Goal> For each line of the data below that holds "borders", copy the line.
++++
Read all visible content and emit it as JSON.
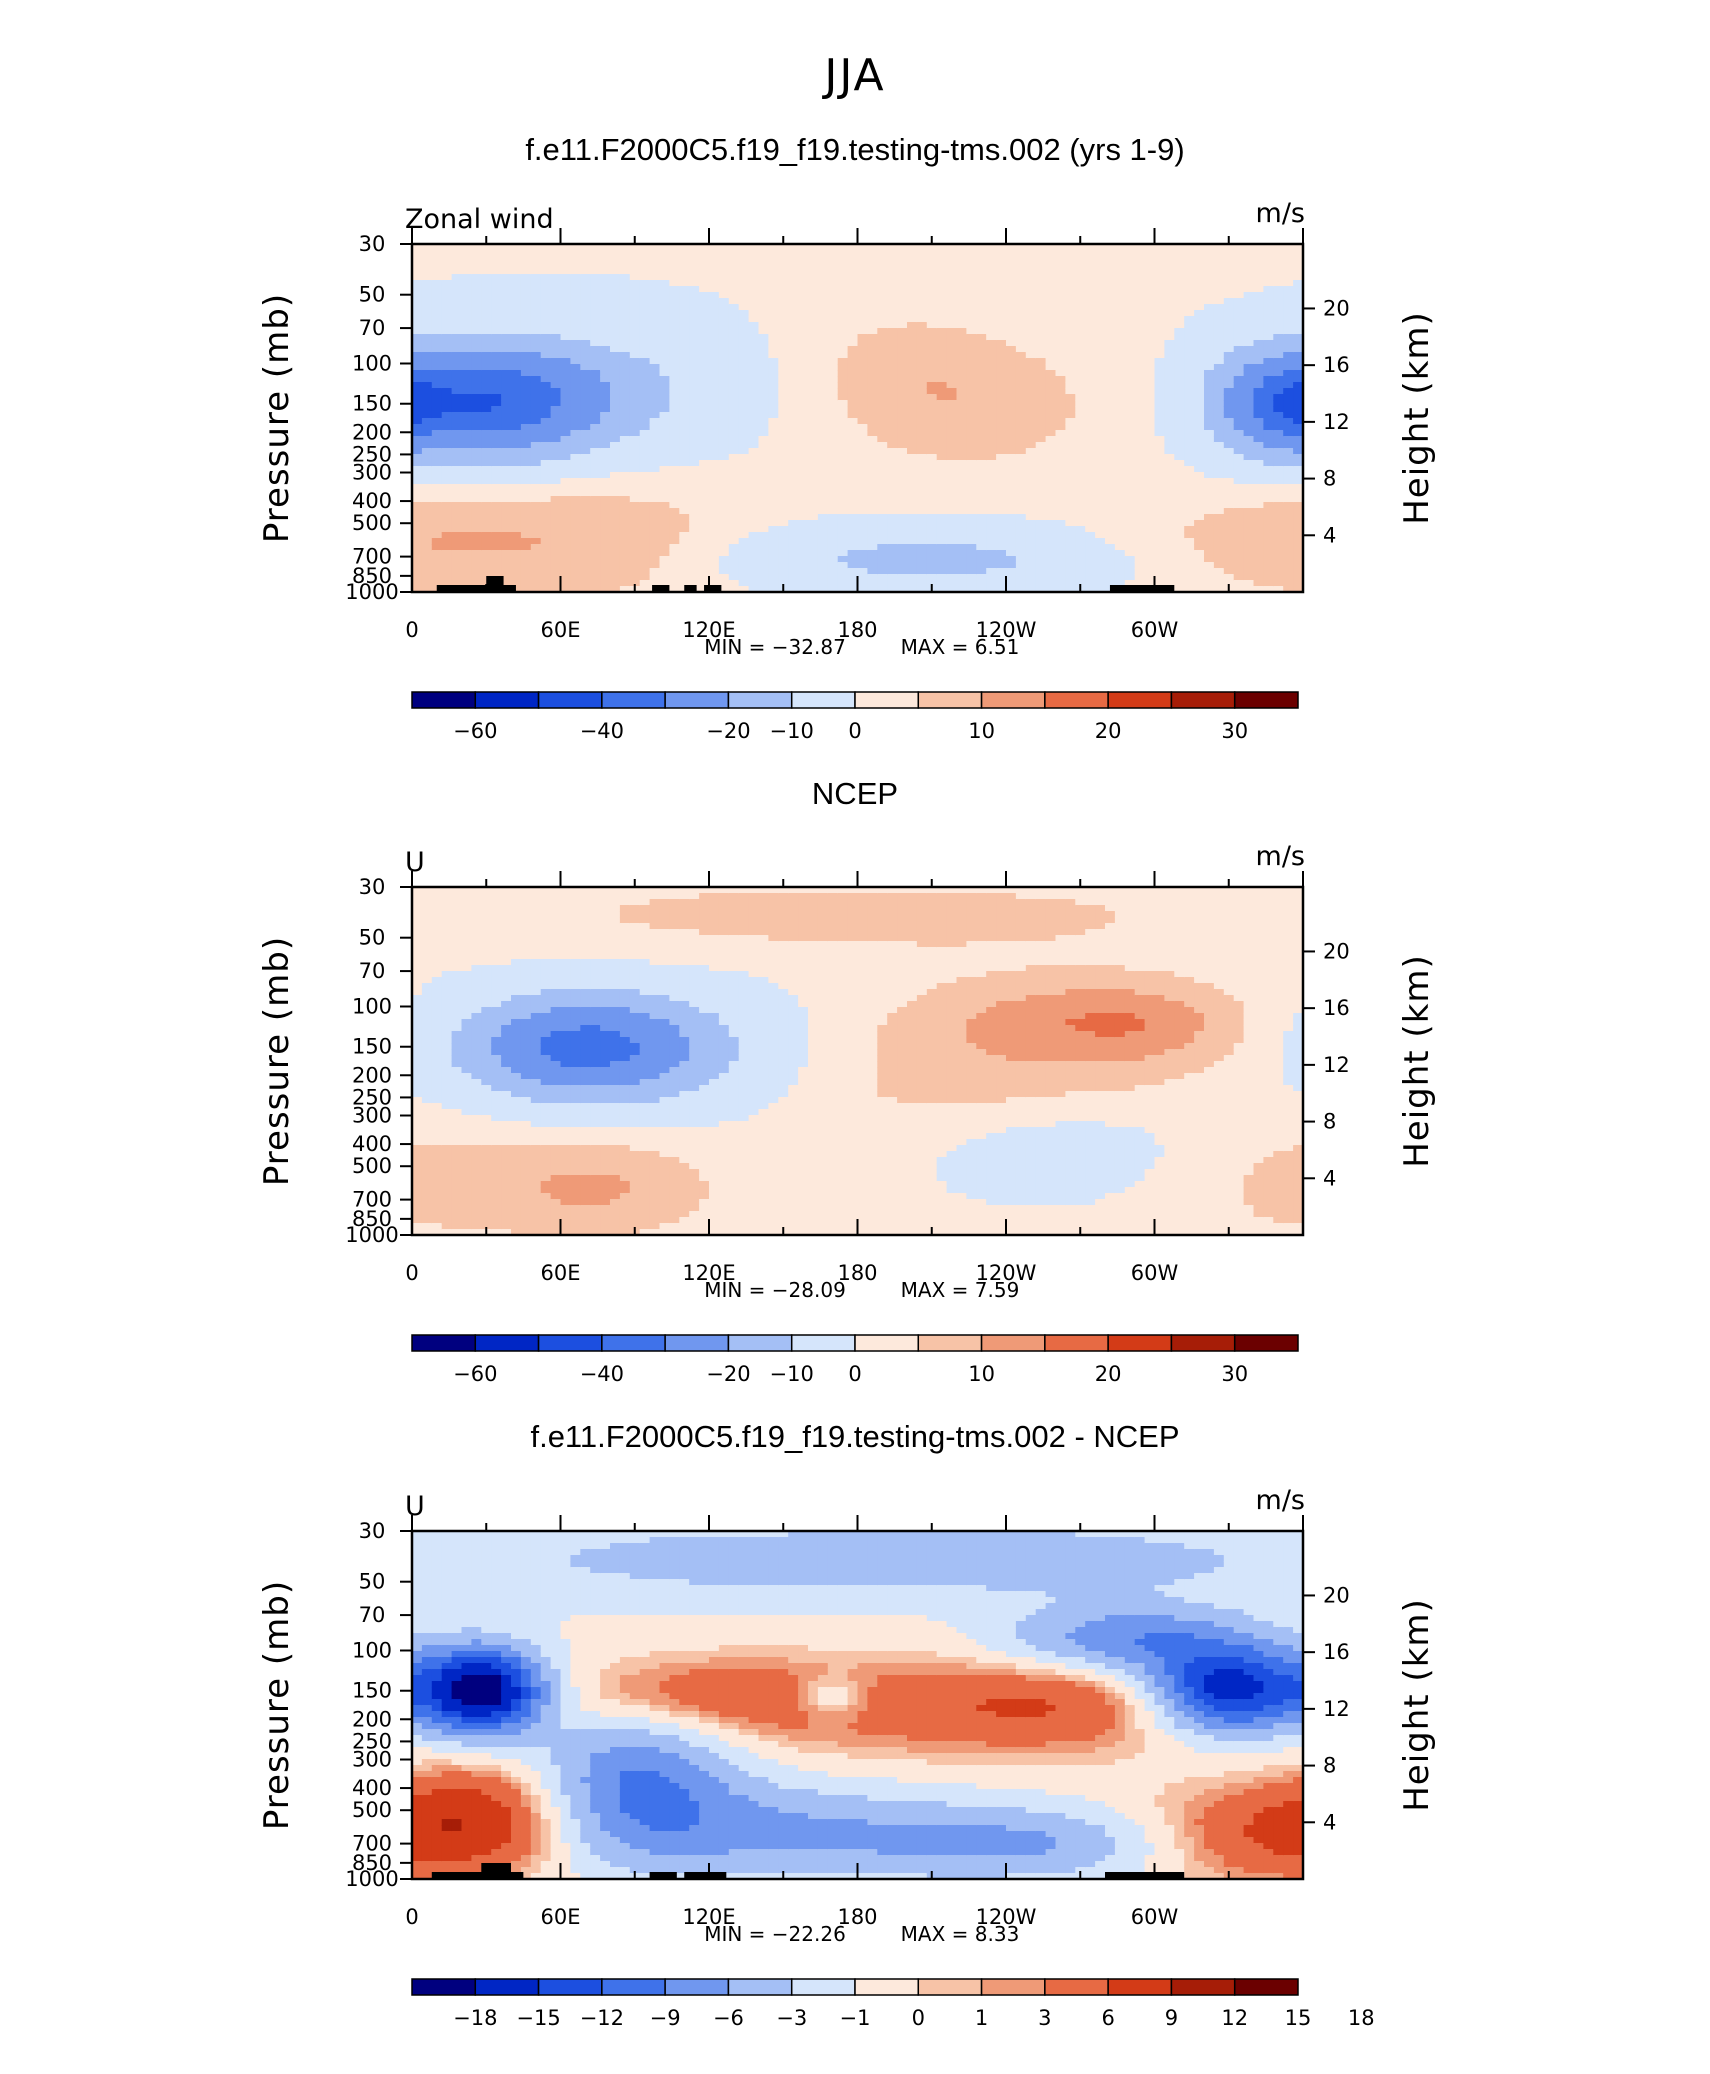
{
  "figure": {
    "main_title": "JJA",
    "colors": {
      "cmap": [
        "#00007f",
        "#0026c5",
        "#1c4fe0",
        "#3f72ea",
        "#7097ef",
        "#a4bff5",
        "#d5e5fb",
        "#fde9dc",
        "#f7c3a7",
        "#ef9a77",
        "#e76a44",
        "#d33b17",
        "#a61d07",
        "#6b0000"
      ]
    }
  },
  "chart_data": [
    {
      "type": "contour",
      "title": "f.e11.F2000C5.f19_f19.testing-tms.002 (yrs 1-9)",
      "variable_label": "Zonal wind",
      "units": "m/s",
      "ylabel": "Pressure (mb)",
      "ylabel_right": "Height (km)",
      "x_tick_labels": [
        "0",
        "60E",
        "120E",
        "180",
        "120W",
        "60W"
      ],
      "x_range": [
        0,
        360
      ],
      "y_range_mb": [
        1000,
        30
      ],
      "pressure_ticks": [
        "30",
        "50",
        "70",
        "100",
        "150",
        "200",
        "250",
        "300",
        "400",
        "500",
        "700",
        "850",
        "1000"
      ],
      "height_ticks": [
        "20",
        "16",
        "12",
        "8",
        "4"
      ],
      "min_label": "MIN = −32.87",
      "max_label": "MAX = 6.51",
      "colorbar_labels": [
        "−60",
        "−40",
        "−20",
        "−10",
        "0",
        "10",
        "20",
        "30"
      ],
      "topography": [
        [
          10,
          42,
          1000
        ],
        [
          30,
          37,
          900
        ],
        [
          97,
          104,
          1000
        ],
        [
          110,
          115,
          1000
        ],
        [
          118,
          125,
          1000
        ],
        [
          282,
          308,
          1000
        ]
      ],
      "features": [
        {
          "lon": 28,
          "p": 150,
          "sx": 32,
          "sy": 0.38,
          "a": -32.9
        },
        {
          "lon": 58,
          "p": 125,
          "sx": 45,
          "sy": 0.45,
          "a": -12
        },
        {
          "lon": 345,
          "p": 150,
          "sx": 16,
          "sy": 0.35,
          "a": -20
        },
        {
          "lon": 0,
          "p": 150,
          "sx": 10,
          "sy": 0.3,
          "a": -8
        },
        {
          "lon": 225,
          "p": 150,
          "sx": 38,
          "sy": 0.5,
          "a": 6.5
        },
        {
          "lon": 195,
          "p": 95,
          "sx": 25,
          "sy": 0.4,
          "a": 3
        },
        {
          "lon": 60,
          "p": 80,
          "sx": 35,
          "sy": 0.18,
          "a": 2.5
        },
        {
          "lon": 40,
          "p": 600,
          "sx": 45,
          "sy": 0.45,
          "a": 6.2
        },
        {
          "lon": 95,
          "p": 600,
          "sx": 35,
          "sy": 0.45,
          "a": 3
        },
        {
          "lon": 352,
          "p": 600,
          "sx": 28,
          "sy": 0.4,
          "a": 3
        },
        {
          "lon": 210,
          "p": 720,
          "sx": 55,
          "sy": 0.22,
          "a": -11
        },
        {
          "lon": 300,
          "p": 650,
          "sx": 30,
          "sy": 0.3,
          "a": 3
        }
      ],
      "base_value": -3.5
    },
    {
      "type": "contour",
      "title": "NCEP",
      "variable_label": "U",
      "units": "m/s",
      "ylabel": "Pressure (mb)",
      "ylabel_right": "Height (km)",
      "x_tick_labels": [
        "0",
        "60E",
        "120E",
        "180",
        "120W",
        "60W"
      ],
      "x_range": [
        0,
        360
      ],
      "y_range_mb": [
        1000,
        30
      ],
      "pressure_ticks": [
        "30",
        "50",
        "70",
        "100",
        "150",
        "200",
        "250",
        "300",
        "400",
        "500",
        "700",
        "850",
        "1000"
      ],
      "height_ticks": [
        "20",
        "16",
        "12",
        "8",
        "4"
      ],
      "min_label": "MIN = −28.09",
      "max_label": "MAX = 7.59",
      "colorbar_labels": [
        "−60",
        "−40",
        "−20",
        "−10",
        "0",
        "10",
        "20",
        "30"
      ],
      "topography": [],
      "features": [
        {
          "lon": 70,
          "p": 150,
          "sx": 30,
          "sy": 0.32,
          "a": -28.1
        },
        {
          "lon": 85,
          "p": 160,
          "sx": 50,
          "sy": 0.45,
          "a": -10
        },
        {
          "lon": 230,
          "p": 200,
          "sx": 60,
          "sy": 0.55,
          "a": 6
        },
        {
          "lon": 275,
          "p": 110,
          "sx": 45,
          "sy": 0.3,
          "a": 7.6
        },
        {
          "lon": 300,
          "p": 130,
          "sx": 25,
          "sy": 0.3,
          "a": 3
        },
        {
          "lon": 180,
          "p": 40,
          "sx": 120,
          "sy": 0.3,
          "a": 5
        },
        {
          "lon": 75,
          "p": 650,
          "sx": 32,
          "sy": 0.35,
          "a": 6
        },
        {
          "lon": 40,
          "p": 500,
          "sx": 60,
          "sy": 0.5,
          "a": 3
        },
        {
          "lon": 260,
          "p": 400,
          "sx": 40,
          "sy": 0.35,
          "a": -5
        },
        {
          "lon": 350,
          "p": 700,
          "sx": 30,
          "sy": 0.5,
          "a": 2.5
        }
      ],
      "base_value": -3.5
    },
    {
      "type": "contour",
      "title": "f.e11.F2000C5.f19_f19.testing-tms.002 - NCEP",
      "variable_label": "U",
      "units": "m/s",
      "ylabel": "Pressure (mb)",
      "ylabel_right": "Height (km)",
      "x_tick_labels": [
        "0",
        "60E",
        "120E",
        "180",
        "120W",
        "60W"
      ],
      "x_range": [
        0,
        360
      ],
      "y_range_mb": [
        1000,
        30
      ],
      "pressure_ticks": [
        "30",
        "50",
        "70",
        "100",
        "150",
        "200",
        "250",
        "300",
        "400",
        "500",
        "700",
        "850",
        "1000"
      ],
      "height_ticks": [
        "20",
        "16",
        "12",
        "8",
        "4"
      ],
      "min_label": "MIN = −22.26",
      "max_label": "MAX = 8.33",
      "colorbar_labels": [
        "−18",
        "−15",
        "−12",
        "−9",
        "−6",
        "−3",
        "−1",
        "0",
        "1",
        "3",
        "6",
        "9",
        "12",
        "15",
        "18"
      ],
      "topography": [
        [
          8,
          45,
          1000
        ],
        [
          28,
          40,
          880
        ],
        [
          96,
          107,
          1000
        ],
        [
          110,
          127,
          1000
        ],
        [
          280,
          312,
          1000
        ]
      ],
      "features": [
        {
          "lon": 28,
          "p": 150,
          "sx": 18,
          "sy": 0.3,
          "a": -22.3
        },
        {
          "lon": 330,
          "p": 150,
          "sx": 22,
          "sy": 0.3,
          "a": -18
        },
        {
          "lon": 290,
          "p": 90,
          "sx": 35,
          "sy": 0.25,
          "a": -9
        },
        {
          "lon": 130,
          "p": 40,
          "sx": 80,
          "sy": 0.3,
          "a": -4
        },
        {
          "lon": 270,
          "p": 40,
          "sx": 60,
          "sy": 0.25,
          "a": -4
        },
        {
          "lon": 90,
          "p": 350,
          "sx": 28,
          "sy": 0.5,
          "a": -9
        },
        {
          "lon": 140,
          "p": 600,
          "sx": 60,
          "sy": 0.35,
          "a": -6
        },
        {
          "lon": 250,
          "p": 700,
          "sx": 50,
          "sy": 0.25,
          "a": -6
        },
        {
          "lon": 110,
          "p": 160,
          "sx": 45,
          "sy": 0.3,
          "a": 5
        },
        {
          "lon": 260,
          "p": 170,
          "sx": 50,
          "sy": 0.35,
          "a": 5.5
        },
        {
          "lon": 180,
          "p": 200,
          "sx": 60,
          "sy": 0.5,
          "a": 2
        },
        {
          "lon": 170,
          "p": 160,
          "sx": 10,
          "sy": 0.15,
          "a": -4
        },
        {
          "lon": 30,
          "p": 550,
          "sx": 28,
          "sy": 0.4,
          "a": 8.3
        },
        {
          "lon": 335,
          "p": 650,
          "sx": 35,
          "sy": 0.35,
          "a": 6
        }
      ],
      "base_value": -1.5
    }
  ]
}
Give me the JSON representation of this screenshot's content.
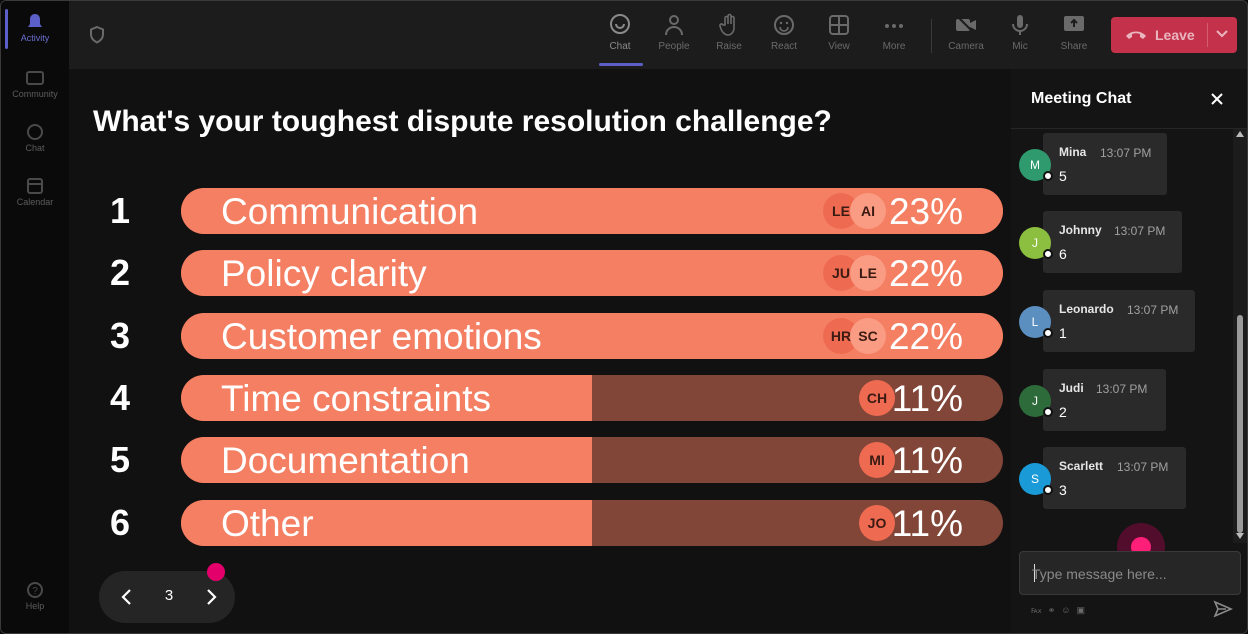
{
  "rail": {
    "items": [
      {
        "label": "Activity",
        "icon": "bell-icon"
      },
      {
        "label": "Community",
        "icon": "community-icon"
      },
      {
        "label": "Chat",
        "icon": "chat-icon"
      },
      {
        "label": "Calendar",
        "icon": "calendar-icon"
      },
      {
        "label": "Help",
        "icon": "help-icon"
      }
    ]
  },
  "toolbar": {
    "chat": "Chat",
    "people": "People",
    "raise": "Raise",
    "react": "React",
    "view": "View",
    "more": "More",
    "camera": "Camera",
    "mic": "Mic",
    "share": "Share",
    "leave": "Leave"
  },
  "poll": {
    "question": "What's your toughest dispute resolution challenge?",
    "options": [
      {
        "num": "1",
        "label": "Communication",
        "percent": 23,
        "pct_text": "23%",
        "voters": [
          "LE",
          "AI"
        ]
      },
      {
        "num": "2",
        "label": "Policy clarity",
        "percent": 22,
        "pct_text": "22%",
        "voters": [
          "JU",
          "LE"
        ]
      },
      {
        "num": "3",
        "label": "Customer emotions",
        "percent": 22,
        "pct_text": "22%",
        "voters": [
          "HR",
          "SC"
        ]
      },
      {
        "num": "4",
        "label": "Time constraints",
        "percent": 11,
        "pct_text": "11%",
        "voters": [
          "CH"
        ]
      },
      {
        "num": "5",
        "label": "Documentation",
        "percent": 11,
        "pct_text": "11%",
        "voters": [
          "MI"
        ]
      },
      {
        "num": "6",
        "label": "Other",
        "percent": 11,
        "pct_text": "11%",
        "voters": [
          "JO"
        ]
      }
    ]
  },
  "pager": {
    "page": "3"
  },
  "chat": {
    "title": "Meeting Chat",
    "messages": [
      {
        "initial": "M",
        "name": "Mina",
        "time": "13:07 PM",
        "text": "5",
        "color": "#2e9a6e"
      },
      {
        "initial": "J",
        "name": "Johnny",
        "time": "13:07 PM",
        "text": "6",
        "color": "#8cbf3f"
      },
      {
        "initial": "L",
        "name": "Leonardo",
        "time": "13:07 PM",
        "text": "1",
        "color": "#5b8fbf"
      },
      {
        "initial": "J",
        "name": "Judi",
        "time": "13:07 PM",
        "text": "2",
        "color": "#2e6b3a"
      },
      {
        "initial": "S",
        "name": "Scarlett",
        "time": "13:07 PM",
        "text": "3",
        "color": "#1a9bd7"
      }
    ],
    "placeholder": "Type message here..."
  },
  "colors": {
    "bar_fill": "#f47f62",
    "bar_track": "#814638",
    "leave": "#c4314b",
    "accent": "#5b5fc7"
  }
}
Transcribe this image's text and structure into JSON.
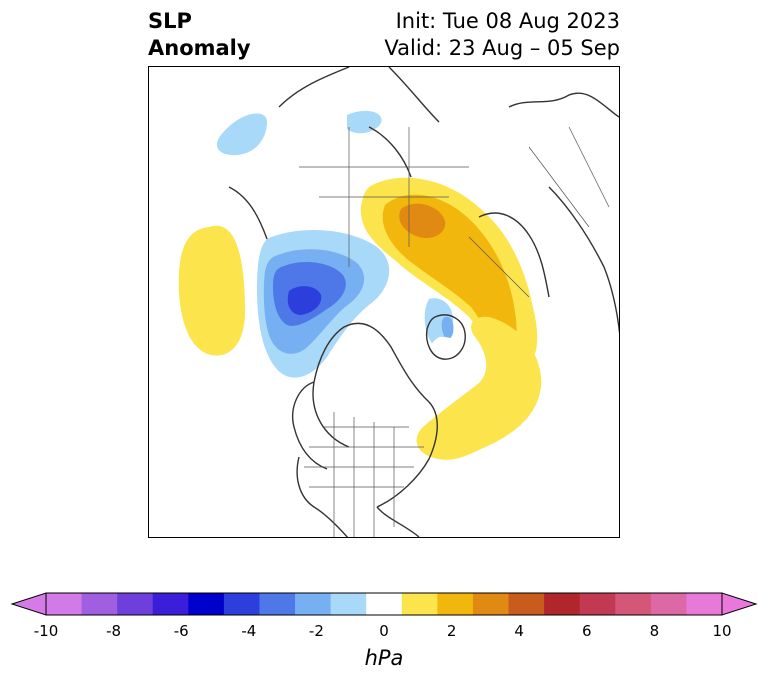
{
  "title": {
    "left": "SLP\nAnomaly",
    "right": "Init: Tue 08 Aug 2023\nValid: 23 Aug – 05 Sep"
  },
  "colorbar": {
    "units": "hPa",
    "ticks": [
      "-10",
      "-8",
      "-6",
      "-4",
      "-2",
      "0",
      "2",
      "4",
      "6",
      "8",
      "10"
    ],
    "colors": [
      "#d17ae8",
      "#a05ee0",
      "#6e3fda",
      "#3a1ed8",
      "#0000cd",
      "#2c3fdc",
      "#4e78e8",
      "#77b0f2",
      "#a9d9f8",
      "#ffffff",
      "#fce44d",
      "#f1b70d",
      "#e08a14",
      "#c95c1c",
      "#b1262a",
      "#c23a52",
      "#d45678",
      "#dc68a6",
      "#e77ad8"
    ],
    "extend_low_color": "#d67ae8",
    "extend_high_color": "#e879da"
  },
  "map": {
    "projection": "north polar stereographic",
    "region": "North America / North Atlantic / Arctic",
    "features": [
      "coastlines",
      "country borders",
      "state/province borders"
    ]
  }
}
++++
Task result>
      "country borders",
      "state/province borders"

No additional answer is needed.